* INSTRUCTIONS FOR THE TASK *
Pictures are not part of the copy; repeat everything else in the records exactly.

* start GIVEN DATA *

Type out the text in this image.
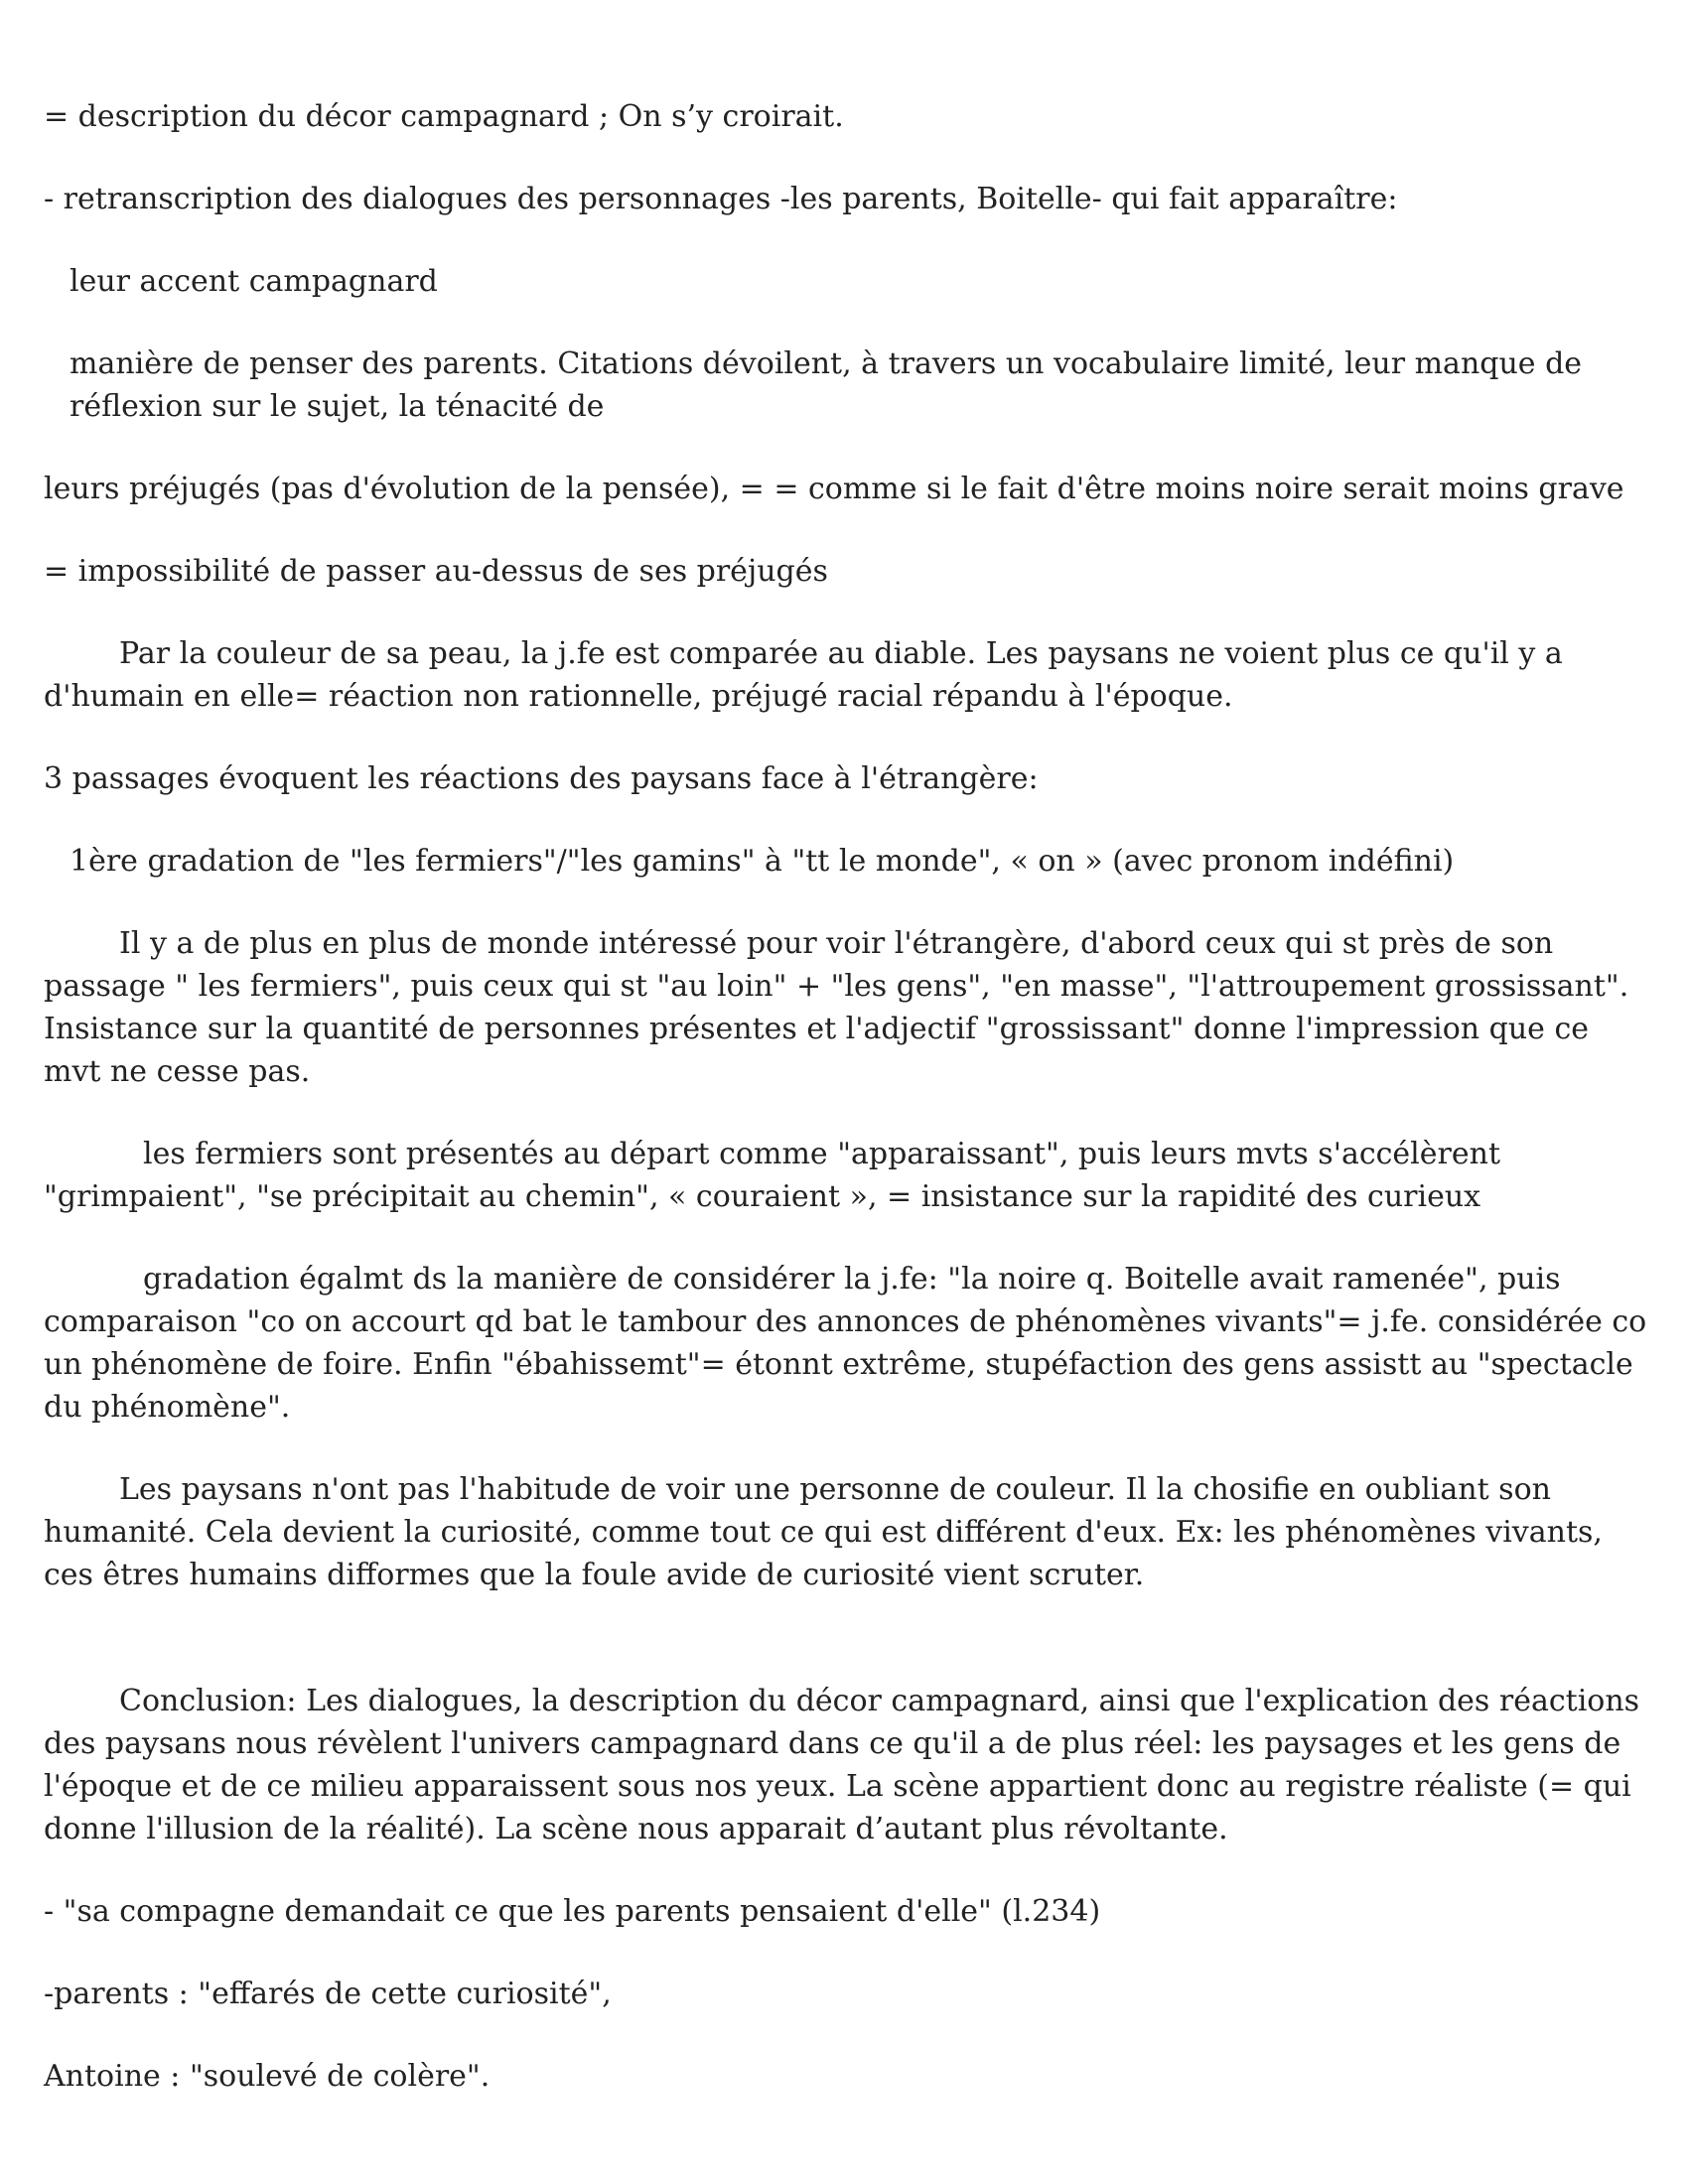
= description du décor campagnard ; On s’y croirait.

- retranscription des dialogues des personnages -les parents, Boitelle- qui fait apparaître:

leur accent campagnard

manière de penser des parents. Citations dévoilent, à travers un vocabulaire limité, leur manque de réflexion sur le sujet, la ténacité de

leurs préjugés (pas d'évolution de la pensée), = = comme si le fait d'être moins noire serait moins grave

= impossibilité de passer au-dessus de ses préjugés

Par la couleur de sa peau, la j.fe est comparée au diable. Les paysans ne voient plus ce qu'il y a d'humain en elle= réaction non rationnelle, préjugé racial répandu à l'époque.

3 passages évoquent les réactions des paysans face à l'étrangère:

1ère gradation de "les fermiers"/"les gamins" à "tt le monde", « on » (avec pronom indéfini)

Il y a de plus en plus de monde intéressé pour voir l'étrangère, d'abord ceux qui st près de son passage " les fermiers", puis ceux qui st "au loin" + "les gens", "en masse", "l'attroupement grossissant". Insistance sur la quantité de personnes présentes et l'adjectif "grossissant" donne l'impression que ce mvt ne cesse pas.

les fermiers sont présentés au départ comme "apparaissant", puis leurs mvts s'accélèrent "grimpaient", "se précipitait au chemin", « couraient », = insistance sur la rapidité des curieux

gradation égalmt ds la manière de considérer la j.fe: "la noire q. Boitelle avait ramenée", puis comparaison "co on accourt qd bat le tambour des annonces de phénomènes vivants"= j.fe. considérée co un phénomène de foire. Enfin "ébahissemt"= étonnt extrême, stupéfaction des gens assistt au "spectacle du phénomène".

Les paysans n'ont pas l'habitude de voir une personne de couleur. Il la chosifie en oubliant son humanité. Cela devient la curiosité, comme tout ce qui est différent d'eux. Ex: les phénomènes vivants, ces êtres humains difformes que la foule avide de curiosité vient scruter.

Conclusion: Les dialogues, la description du décor campagnard, ainsi que l'explication des réactions des paysans nous révèlent l'univers campagnard dans ce qu'il a de plus réel: les paysages et les gens de l'époque et de ce milieu apparaissent sous nos yeux. La scène appartient donc au registre réaliste (= qui donne l'illusion de la réalité). La scène nous apparait d’autant plus révoltante.

- "sa compagne demandait ce que les parents pensaient d'elle" (l.234)

-parents : "effarés de cette curiosité",

Antoine : "soulevé de colère".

* end GIVEN DATA *

* WRITTEN ANSWER *
Type out the text in this image.
= description du décor campagnard ; On s’y croirait.

- retranscription des dialogues des personnages -les parents, Boitelle- qui fait apparaître:

leur accent campagnard

manière de penser des parents. Citations dévoilent, à travers un vocabulaire limité, leur manque de réflexion sur le sujet, la ténacité de

leurs préjugés (pas d'évolution de la pensée), = = comme si le fait d'être moins noire serait moins grave

= impossibilité de passer au-dessus de ses préjugés

Par la couleur de sa peau, la j.fe est comparée au diable. Les paysans ne voient plus ce qu'il y a d'humain en elle= réaction non rationnelle, préjugé racial répandu à l'époque.

3 passages évoquent les réactions des paysans face à l'étrangère:

1ère gradation de "les fermiers"/"les gamins" à "tt le monde", « on » (avec pronom indéfini)

Il y a de plus en plus de monde intéressé pour voir l'étrangère, d'abord ceux qui st près de son passage " les fermiers", puis ceux qui st "au loin" + "les gens", "en masse", "l'attroupement grossissant". Insistance sur la quantité de personnes présentes et l'adjectif "grossissant" donne l'impression que ce mvt ne cesse pas.

les fermiers sont présentés au départ comme "apparaissant", puis leurs mvts s'accélèrent "grimpaient", "se précipitait au chemin", « couraient », = insistance sur la rapidité des curieux

gradation égalmt ds la manière de considérer la j.fe: "la noire q. Boitelle avait ramenée", puis comparaison "co on accourt qd bat le tambour des annonces de phénomènes vivants"= j.fe. considérée co un phénomène de foire. Enfin "ébahissemt"= étonnt extrême, stupéfaction des gens assistt au "spectacle du phénomène".

Les paysans n'ont pas l'habitude de voir une personne de couleur. Il la chosifie en oubliant son humanité. Cela devient la curiosité, comme tout ce qui est différent d'eux. Ex: les phénomènes vivants, ces êtres humains difformes que la foule avide de curiosité vient scruter.

Conclusion: Les dialogues, la description du décor campagnard, ainsi que l'explication des réactions des paysans nous révèlent l'univers campagnard dans ce qu'il a de plus réel: les paysages et les gens de l'époque et de ce milieu apparaissent sous nos yeux. La scène appartient donc au registre réaliste (= qui donne l'illusion de la réalité). La scène nous apparait d’autant plus révoltante.

- "sa compagne demandait ce que les parents pensaient d'elle" (l.234)

-parents : "effarés de cette curiosité",

Antoine : "soulevé de colère".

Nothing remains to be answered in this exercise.